What this task involves: From the entries that follow, extract each line holding the string "SECRETARIO".

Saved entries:
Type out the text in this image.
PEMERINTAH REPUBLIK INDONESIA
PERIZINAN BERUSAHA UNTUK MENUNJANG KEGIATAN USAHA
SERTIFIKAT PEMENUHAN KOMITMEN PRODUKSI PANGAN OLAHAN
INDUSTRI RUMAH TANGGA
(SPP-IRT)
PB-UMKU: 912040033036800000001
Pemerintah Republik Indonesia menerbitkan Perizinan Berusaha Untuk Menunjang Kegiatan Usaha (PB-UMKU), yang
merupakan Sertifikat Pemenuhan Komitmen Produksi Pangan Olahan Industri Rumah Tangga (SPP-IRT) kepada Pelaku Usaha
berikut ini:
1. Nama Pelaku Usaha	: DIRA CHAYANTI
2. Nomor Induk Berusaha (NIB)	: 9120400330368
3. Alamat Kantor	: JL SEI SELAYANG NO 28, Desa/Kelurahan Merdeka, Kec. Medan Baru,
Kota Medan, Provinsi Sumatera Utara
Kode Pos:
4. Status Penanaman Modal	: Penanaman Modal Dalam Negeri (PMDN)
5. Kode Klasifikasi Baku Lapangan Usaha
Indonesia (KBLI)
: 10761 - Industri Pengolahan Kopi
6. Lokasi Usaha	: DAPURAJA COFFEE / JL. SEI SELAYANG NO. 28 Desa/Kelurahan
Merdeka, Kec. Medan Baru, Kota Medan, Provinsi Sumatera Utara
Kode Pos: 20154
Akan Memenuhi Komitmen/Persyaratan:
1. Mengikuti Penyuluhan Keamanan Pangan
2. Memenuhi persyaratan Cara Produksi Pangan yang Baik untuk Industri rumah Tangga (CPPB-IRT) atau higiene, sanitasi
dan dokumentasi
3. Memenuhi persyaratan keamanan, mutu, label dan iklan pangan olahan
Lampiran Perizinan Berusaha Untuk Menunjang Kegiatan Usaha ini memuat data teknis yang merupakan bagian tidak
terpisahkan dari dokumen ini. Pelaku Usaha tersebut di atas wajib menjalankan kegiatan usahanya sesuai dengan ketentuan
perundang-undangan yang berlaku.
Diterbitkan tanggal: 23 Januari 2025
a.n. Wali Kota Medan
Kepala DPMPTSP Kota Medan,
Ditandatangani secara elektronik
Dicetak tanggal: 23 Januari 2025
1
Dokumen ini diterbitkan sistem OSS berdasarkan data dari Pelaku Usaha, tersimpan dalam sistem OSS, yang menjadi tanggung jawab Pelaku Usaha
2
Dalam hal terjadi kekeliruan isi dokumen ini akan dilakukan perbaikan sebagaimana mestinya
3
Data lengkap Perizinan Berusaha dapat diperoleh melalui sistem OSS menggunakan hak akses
* * *
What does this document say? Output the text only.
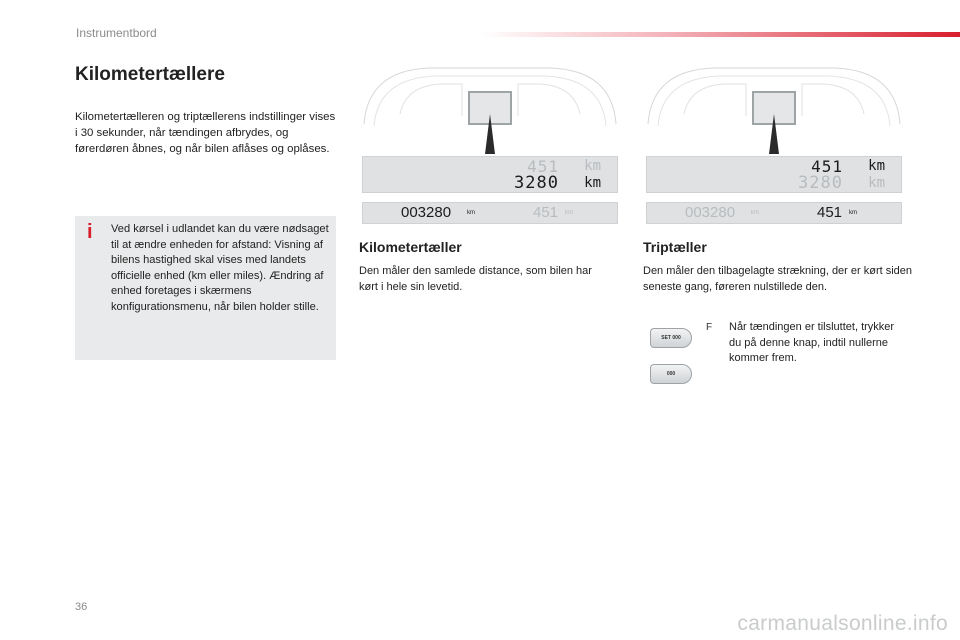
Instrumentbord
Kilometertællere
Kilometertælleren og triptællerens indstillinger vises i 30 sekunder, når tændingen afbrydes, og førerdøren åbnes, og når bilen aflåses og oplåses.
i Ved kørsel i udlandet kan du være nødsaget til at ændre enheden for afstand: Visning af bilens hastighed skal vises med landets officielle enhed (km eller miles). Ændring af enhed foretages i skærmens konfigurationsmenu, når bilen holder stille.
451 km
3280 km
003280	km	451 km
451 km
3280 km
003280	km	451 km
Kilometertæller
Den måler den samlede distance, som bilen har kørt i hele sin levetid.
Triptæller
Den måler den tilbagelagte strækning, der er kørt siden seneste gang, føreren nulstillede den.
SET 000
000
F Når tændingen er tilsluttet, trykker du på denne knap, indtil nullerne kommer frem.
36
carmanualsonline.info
* * *
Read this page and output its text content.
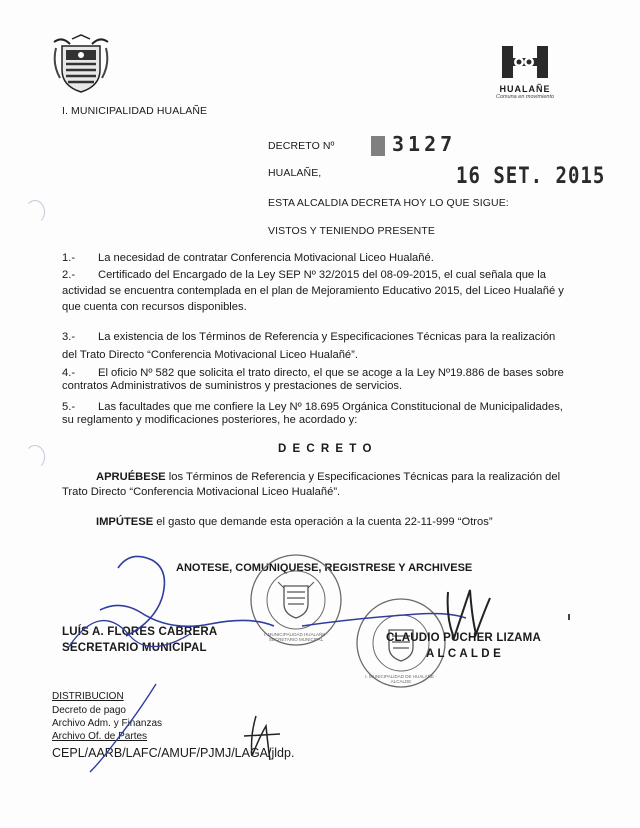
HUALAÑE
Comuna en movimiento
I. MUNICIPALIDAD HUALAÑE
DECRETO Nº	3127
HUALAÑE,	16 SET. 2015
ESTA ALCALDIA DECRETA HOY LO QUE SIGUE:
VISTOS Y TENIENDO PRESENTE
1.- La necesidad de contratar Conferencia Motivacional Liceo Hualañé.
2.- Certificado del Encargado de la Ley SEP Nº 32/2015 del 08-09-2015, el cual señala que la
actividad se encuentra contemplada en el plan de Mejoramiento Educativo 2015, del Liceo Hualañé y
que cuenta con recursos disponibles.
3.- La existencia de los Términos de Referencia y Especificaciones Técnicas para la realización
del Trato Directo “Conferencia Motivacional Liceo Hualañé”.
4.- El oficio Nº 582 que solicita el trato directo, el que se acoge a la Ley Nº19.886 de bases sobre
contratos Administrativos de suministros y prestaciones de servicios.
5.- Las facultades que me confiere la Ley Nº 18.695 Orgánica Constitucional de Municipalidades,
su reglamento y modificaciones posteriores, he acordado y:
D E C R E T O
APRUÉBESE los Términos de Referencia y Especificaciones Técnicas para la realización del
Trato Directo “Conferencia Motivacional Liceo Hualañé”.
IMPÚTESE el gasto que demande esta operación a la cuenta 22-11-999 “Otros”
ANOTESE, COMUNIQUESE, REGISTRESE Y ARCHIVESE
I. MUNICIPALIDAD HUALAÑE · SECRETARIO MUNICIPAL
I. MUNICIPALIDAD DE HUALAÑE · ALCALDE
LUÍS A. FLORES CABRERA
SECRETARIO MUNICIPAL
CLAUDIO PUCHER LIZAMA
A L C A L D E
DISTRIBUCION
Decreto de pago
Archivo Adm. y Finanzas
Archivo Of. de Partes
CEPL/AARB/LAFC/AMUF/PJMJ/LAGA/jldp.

Output for this task:
I. MUNICIPALIDAD HUALAÑE · SECRETARIO MUNICIPAL
SECRETARIO MUNICIPAL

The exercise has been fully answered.